_Extrait_
ALORS QUE la notification destinée à une personne morale de droit privé est faite au lieu de son établissement ; qu'à défaut d'un tel lieu, elle l'est en la personne de l'un de ses représentants légaux ; que si la signification est faite selon les modalités prévues par l'article 656 du code de procédure civile, l'huissier doit mentionner dans l'acte les investigations concrètes auxquelles il a procédé pour tenter de remettre l'acte dans les mains du destinataire et ensuite pour s'assurer que le destinataire demeure bien à l'adresse indiquée ; qu'en considérant que la seule mention de ce que l'huissier avait vérifié que la personne morale destinataire du commandement de payer demeurait bien à l'adresse indiquée suffisait à l'informer de la procédure diligentée à son encontre, sans constater l'existence, dans l'acte de signification, de mentions relatives aux faits ou aux circonstances concrètes et précises rendant impossible la signification en la personne de l'un de ses membres habilité à la recevoir, notamment à l'adresse du gérant figurant sur l'extrait K bis, la Cour d'appel a violé les articles 654, 655, 656, 663 et 690 du Code de procédure civile ;
ALORS QUE pour que la signification par procès verbal de recherches infructueuses soit valablement effectuée, il faut que le requérant ignore l'adresse à laquelle le destinataire peut être touché ; qu'en l'espèce, il est constant qu'ainsi que le soutenait la société Ténéré, la SCI FONCIERE ERICK HUGONIN PAL connaissait l'adresse de son gérant, pour lui y avoir adressé par l'intermédiaire de son mandataire toutes les correspondances antérieures aux significations litigieuses en l'absence de boîte aux lettres au siège social de la société ; qu'il n'a été constaté aucune diligence de l'huissier pour délivrer les actes à l'une ou l'autre des deux adresses connues par le bailleur comme il ressortait des courriers versés aux débats ; qu'ainsi la Cour d'appel a violé l'article 659 du Code de procédure civile ;
ALORS QUE caractérise l'existence d'une fraude qui justifie l'annulation de la procédure, le fait de la part du créancier poursuivant d'agir volontairement à l'insu du débiteur ; qu'en l'espèce, la société preneuse avait fait valoir que le bailleur avait sciemment diligenté, dès le commandement de payer, une procédure en fraude de ses droits dès lors qu'il avait délibérément omis d'indiquer à l'huissier de justice l'adresse à laquelle le destinataire des actes pouvait être utilement joint, sachant que le local donné à bail ne disposait d'aucune boîte aux lettres et que l'huissier ne pouvait par conséquent laisser aucun avis de passage, et qu'il avait étrangement renoncé, lors de la procédure de référé, à assigner son gérant, caution solidairement tenue au paiement des loyers dont il connaissant l'adresse personnelle ; qu'en écartant la fraude sans se prononcer sur aucune de ces circonstances, la Cour d'appel n'a pas légalement justifié sa décision au regard du principe fraus omnia corrumpit.

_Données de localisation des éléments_
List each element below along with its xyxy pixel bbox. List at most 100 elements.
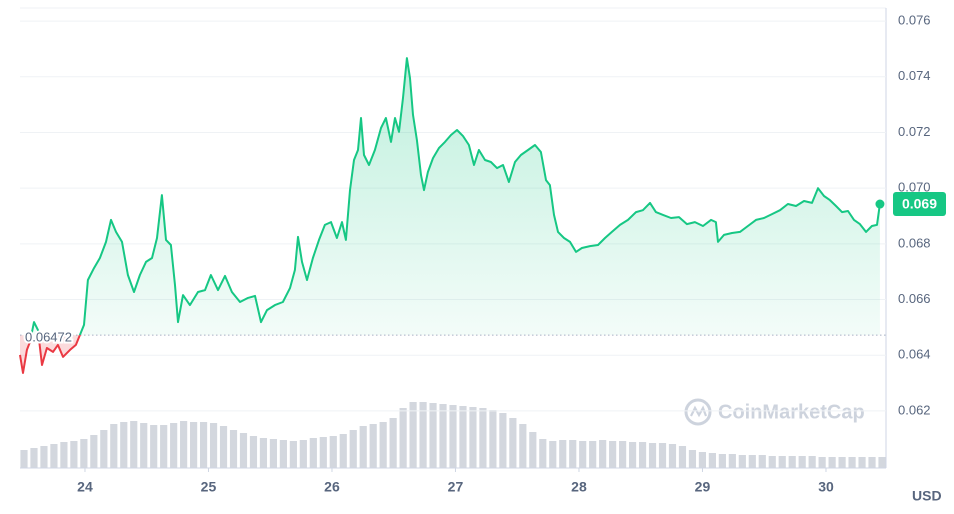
volume-bar	[539, 439, 547, 468]
volume-bar	[269, 439, 278, 468]
volume-bar	[369, 424, 377, 468]
volume-bar	[259, 438, 268, 468]
volume-bar	[688, 450, 697, 468]
volume-bar	[239, 433, 248, 468]
volume-bar	[878, 457, 886, 468]
volume-bar	[658, 443, 667, 468]
volume-bar	[190, 422, 198, 468]
area-down	[20, 335, 80, 373]
x-tick-label: 25	[201, 479, 217, 495]
volume-bar	[90, 435, 98, 468]
volume-bar	[668, 444, 677, 468]
volume-bar	[429, 403, 437, 468]
volume-bar	[329, 436, 337, 468]
last-price-label: 0.069	[902, 196, 937, 212]
y-tick-label: 0.068	[898, 235, 931, 250]
y-tick-label: 0.062	[898, 402, 931, 417]
volume-bar	[120, 422, 128, 468]
volume-bar	[579, 441, 587, 468]
y-tick-label: 0.070	[898, 180, 931, 195]
volume-bar	[559, 440, 567, 468]
volume-bar	[20, 450, 28, 468]
volume-bar	[60, 442, 68, 468]
volume-bar	[439, 404, 447, 468]
volume-bar	[229, 430, 238, 468]
x-tick-label: 26	[324, 479, 340, 495]
volume-bar	[798, 456, 806, 468]
volume-bar	[409, 402, 417, 468]
x-tick-label: 30	[818, 479, 834, 495]
volume-bar	[778, 456, 786, 468]
volume-bar	[70, 441, 78, 468]
volume-bar	[718, 454, 726, 468]
volume-bar	[180, 421, 188, 468]
volume-bar	[549, 441, 557, 468]
volume-bar	[678, 446, 687, 468]
volume-bar	[160, 425, 168, 468]
volume-bar	[399, 408, 407, 468]
area-up	[20, 58, 880, 336]
volume-bar	[209, 423, 218, 468]
volume-bar	[479, 408, 487, 468]
volume-bar	[638, 442, 647, 468]
last-point	[875, 199, 885, 209]
y-tick-label: 0.064	[898, 347, 931, 362]
y-tick-label: 0.066	[898, 291, 931, 306]
last-price-badge	[893, 192, 946, 217]
volume-bar	[30, 448, 38, 468]
volume-bar	[529, 432, 537, 468]
volume-bar	[868, 457, 876, 468]
volume-bar	[698, 452, 707, 468]
volume-bar	[738, 455, 746, 468]
volume-bar	[828, 457, 836, 468]
volume-bar	[80, 439, 88, 468]
volume-bar	[50, 444, 58, 468]
volume-bar	[199, 422, 208, 468]
currency-label: USD	[912, 488, 942, 504]
volume-bar	[469, 407, 477, 468]
watermark-logo-wave	[690, 405, 708, 418]
volume-bar	[748, 455, 756, 468]
volume-bar	[140, 423, 148, 468]
watermark-logo	[684, 398, 712, 426]
volume-bar	[219, 426, 228, 468]
volume-bar	[40, 446, 48, 468]
volume-bar	[389, 418, 397, 468]
volume-bar	[299, 440, 307, 468]
volume-bar	[708, 453, 716, 468]
volume-bar	[499, 413, 507, 468]
x-tick-label: 24	[77, 479, 93, 495]
volume-bar	[289, 441, 297, 468]
volume-bar	[788, 456, 796, 468]
volume-bar	[589, 441, 597, 468]
volume-bar	[279, 440, 287, 468]
watermark: CoinMarketCap	[684, 398, 865, 426]
y-tick-label: 0.072	[898, 124, 931, 139]
volume-bar	[150, 425, 158, 468]
volume-bar	[599, 440, 607, 468]
volume-bar	[808, 456, 816, 468]
volume-bar	[359, 426, 367, 468]
volume-bar	[818, 457, 826, 468]
volume-bar	[619, 441, 627, 468]
volume-bar	[648, 443, 657, 468]
volume-bar	[319, 437, 327, 468]
volume-bar	[449, 405, 457, 468]
volume-bar	[838, 457, 846, 468]
volume-bar	[519, 424, 527, 468]
volume-bar	[509, 418, 517, 468]
volume-bar	[309, 438, 317, 468]
volume-bar	[569, 440, 577, 468]
volume-bar	[768, 456, 776, 468]
x-tick-label: 27	[448, 479, 464, 495]
volume-bar	[170, 423, 178, 468]
volume-bar	[609, 441, 617, 468]
volume-bar	[628, 442, 637, 468]
x-tick-label: 28	[571, 479, 587, 495]
volume-bar	[848, 457, 856, 468]
volume-bar	[489, 410, 497, 468]
y-tick-label: 0.074	[898, 68, 931, 83]
watermark-text: CoinMarketCap	[718, 401, 865, 423]
y-tick-label: 0.076	[898, 13, 931, 28]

_Tâches à réaliser_
- A) Selon l'extrait, quel article du Code de procédure civile la Cour d'appel a-t-elle violé à propos de la signification par procès-verbal de recherches infructueuses ?
- B) Dans les données, reprenez tout, de la ligne contenant « 439, 547, 468] » jusqu'à la ligne contenant « 444, 58, 468] » incluse, en substituant « barre-volume » à « volume-bar » et sans rien modifier d'autre.
L'extrait et les données n'ont aucun rapport entre eux.

_Réponses_
- A) L'article 659 du Code de procédure civile.

- B)
barre-volume	[539, 439, 547, 468]
barre-volume	[269, 439, 278, 468]
barre-volume	[369, 424, 377, 468]
barre-volume	[259, 438, 268, 468]
barre-volume	[688, 450, 697, 468]
barre-volume	[239, 433, 248, 468]
barre-volume	[878, 457, 886, 468]
barre-volume	[658, 443, 667, 468]
barre-volume	[190, 422, 198, 468]
area-down	[20, 335, 80, 373]
x-tick-label: 25	[201, 479, 217, 495]
barre-volume	[90, 435, 98, 468]
barre-volume	[668, 444, 677, 468]
barre-volume	[429, 403, 437, 468]
barre-volume	[329, 436, 337, 468]
last-price-label: 0.069	[902, 196, 937, 212]
y-tick-label: 0.068	[898, 235, 931, 250]
y-tick-label: 0.062	[898, 402, 931, 417]
barre-volume	[120, 422, 128, 468]
barre-volume	[579, 441, 587, 468]
y-tick-label: 0.070	[898, 180, 931, 195]
barre-volume	[559, 440, 567, 468]
barre-volume	[20, 450, 28, 468]
barre-volume	[60, 442, 68, 468]
barre-volume	[439, 404, 447, 468]
barre-volume	[229, 430, 238, 468]
x-tick-label: 26	[324, 479, 340, 495]
barre-volume	[798, 456, 806, 468]
barre-volume	[409, 402, 417, 468]
x-tick-label: 30	[818, 479, 834, 495]
barre-volume	[778, 456, 786, 468]
barre-volume	[70, 441, 78, 468]
barre-volume	[718, 454, 726, 468]
barre-volume	[180, 421, 188, 468]
barre-volume	[549, 441, 557, 468]
barre-volume	[678, 446, 687, 468]
barre-volume	[160, 425, 168, 468]
barre-volume	[399, 408, 407, 468]
area-up	[20, 58, 880, 336]
barre-volume	[209, 423, 218, 468]
barre-volume	[479, 408, 487, 468]
barre-volume	[638, 442, 647, 468]
last-point	[875, 199, 885, 209]
y-tick-label: 0.064	[898, 347, 931, 362]
y-tick-label: 0.066	[898, 291, 931, 306]
last-price-badge	[893, 192, 946, 217]
barre-volume	[30, 448, 38, 468]
barre-volume	[529, 432, 537, 468]
barre-volume	[868, 457, 876, 468]
barre-volume	[698, 452, 707, 468]
barre-volume	[738, 455, 746, 468]
barre-volume	[828, 457, 836, 468]
barre-volume	[80, 439, 88, 468]
barre-volume	[50, 444, 58, 468]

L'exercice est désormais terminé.